_REQUIREMENTS_
Check each line of the records below and collect those that include the word "this".

(Saved data entries)
- - -

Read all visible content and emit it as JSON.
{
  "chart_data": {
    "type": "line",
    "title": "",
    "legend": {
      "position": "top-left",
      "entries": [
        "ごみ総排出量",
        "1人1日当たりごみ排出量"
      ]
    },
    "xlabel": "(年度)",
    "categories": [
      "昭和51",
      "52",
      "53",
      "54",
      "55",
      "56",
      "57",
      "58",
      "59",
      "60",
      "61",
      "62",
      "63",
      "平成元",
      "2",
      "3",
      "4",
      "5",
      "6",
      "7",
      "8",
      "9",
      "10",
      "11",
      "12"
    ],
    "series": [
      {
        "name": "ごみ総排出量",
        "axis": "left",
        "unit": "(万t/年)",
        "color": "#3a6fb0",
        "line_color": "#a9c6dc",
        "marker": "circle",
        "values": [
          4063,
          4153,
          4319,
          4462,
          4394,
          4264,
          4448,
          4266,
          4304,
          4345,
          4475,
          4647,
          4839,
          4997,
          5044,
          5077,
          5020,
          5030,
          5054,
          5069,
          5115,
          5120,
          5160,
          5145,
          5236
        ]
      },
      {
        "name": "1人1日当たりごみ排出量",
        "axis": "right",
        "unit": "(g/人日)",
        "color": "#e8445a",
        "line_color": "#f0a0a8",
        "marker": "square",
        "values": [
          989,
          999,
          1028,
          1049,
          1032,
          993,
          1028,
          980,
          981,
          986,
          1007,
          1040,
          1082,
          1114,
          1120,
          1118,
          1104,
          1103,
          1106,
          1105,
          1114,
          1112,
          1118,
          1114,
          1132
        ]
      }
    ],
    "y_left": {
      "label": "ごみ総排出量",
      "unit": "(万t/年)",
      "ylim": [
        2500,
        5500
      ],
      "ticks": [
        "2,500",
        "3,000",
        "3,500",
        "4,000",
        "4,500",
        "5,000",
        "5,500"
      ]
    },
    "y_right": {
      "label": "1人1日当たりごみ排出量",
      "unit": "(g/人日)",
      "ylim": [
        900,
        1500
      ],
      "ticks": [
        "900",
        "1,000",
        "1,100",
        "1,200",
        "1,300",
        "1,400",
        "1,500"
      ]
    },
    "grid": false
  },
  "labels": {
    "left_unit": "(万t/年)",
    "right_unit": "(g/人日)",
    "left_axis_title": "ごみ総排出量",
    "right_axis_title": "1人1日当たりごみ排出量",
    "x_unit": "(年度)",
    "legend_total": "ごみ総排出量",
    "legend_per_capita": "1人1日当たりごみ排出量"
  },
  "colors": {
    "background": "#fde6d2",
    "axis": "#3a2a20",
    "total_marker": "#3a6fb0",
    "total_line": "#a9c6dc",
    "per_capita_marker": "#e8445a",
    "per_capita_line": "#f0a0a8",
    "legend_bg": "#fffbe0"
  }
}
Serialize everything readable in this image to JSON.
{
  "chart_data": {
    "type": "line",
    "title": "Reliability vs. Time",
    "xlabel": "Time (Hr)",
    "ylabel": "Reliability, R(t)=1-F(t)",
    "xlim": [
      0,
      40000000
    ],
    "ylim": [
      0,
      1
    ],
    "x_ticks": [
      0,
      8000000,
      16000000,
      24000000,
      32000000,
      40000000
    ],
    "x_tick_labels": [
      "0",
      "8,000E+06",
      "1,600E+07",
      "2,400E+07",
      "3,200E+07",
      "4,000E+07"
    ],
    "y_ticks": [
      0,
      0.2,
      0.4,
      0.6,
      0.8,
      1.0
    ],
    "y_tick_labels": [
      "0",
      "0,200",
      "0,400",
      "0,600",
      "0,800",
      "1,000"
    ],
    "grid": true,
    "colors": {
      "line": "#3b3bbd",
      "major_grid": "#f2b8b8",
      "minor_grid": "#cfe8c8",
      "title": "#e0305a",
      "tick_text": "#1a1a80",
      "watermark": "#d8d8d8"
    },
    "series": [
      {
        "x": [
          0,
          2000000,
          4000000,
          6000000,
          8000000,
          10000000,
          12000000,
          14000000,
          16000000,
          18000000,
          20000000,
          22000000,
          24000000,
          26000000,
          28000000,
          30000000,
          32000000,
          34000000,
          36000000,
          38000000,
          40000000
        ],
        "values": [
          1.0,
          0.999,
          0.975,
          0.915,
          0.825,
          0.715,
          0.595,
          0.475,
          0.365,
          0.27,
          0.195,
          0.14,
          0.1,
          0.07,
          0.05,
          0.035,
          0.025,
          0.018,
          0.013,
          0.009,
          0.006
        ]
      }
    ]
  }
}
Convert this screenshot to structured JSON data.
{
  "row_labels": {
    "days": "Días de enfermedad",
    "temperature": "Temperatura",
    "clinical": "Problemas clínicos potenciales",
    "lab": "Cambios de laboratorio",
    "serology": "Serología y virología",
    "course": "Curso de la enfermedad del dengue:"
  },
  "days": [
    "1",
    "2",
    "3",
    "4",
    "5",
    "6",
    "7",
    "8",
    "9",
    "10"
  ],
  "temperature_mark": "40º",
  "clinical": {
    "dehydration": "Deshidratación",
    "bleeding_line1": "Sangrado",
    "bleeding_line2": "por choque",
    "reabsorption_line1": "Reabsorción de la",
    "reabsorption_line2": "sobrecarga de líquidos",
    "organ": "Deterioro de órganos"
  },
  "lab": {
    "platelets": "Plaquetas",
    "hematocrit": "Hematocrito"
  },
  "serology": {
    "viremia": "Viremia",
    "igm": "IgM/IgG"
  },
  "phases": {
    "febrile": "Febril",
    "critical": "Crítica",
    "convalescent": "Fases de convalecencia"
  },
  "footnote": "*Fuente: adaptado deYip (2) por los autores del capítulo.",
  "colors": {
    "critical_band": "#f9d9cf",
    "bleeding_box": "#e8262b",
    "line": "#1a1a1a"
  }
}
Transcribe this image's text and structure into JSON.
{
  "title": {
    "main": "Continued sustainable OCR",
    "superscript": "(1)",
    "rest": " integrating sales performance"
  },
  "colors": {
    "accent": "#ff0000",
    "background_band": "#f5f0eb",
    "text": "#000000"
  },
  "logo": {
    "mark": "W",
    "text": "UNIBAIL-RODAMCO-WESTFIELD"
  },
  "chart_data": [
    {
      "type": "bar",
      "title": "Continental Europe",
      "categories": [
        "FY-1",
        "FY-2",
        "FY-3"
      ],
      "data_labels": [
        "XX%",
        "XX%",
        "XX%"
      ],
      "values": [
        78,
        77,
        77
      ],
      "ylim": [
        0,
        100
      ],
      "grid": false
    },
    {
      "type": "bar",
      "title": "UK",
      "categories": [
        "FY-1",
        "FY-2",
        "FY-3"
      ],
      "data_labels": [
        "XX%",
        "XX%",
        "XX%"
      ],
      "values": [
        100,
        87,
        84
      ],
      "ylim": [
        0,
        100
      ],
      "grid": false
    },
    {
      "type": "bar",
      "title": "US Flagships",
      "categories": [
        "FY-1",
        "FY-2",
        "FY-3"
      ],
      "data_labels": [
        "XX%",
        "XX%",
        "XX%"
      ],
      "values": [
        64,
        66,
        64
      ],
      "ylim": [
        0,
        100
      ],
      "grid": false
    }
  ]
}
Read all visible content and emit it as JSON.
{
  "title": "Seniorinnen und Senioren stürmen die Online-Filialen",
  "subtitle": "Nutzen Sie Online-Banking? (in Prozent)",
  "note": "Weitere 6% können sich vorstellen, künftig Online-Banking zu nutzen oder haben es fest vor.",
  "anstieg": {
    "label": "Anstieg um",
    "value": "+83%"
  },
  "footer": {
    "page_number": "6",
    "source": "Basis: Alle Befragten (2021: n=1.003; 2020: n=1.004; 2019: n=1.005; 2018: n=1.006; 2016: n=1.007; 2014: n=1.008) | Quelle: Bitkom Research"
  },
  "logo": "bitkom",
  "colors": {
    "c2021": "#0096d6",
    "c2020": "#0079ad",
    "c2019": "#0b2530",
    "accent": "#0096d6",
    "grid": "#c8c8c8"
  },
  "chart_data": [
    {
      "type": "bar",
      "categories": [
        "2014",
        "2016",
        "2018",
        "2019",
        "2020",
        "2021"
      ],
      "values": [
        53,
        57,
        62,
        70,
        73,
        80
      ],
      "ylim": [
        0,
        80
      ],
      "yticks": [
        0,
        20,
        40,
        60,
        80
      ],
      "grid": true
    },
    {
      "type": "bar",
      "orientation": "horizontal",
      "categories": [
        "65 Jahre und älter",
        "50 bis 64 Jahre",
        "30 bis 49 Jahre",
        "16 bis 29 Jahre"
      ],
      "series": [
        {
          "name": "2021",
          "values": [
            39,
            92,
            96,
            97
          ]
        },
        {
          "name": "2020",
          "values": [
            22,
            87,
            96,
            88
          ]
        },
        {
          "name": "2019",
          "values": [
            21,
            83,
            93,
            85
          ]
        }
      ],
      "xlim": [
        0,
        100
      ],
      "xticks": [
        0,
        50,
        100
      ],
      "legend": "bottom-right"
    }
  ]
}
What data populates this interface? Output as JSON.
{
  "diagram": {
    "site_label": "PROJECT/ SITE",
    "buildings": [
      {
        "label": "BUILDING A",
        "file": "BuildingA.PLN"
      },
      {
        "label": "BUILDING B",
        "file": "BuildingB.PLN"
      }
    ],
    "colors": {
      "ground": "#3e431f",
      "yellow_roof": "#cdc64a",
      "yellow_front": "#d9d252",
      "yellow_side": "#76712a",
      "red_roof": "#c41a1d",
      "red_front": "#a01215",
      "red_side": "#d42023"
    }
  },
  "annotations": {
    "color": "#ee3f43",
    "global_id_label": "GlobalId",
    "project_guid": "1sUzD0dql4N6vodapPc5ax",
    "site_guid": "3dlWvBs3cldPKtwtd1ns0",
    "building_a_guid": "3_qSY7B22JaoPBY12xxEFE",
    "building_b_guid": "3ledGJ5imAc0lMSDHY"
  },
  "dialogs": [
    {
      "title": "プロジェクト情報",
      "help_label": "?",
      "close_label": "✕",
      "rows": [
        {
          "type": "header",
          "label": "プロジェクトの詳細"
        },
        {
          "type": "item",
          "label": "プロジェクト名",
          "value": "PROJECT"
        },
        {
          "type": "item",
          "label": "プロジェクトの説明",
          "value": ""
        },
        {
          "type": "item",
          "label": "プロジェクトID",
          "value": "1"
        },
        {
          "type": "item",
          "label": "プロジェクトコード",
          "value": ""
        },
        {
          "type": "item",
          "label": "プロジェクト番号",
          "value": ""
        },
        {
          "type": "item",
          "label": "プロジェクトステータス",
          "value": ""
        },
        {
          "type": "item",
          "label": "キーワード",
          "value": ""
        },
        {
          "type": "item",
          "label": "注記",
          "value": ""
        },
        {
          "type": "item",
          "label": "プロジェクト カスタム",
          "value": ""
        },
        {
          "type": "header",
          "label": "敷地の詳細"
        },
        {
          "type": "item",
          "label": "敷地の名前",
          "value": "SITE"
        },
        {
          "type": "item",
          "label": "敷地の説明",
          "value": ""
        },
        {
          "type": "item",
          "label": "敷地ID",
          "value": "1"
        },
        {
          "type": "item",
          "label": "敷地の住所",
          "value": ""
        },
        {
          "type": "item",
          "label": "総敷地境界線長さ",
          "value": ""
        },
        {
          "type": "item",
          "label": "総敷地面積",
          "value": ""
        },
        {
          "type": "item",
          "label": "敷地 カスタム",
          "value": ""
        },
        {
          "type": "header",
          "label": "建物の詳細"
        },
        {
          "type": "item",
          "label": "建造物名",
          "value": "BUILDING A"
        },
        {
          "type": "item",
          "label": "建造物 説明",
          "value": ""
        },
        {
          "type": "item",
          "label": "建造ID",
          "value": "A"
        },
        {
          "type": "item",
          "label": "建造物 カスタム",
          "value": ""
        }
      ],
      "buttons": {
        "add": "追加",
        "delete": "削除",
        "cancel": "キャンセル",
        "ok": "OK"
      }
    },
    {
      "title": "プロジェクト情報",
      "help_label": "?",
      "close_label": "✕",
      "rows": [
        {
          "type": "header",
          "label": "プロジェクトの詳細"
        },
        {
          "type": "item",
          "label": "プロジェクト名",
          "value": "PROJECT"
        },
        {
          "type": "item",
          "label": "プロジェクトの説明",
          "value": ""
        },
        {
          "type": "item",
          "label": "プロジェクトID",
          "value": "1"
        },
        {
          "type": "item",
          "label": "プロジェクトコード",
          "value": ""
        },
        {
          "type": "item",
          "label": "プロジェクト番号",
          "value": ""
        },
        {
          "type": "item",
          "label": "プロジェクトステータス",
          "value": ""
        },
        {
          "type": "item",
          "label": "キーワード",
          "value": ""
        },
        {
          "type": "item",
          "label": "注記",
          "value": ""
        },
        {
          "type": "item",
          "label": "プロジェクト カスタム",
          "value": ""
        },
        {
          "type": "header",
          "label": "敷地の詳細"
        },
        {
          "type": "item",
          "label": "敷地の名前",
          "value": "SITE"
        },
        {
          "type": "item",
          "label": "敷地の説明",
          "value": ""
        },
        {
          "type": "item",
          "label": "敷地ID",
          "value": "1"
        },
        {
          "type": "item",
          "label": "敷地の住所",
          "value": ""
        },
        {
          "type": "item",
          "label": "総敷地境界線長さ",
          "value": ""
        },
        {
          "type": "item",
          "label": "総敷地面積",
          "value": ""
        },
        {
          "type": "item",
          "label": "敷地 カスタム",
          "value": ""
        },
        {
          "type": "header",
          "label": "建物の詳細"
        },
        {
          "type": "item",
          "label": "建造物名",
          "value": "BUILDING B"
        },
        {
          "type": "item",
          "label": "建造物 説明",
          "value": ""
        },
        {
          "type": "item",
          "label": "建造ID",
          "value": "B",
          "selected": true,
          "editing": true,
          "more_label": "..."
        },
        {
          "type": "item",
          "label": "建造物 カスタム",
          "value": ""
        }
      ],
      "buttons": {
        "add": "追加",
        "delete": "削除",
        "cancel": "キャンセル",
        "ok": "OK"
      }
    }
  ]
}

- - -

_WRITTEN SOLUTION_
Serialize everything readable in this image to JSON.
Convert this screenshot to structured JSON data.
Transcribe this image's text and structure into JSON.
What data populates this interface? Output as JSON.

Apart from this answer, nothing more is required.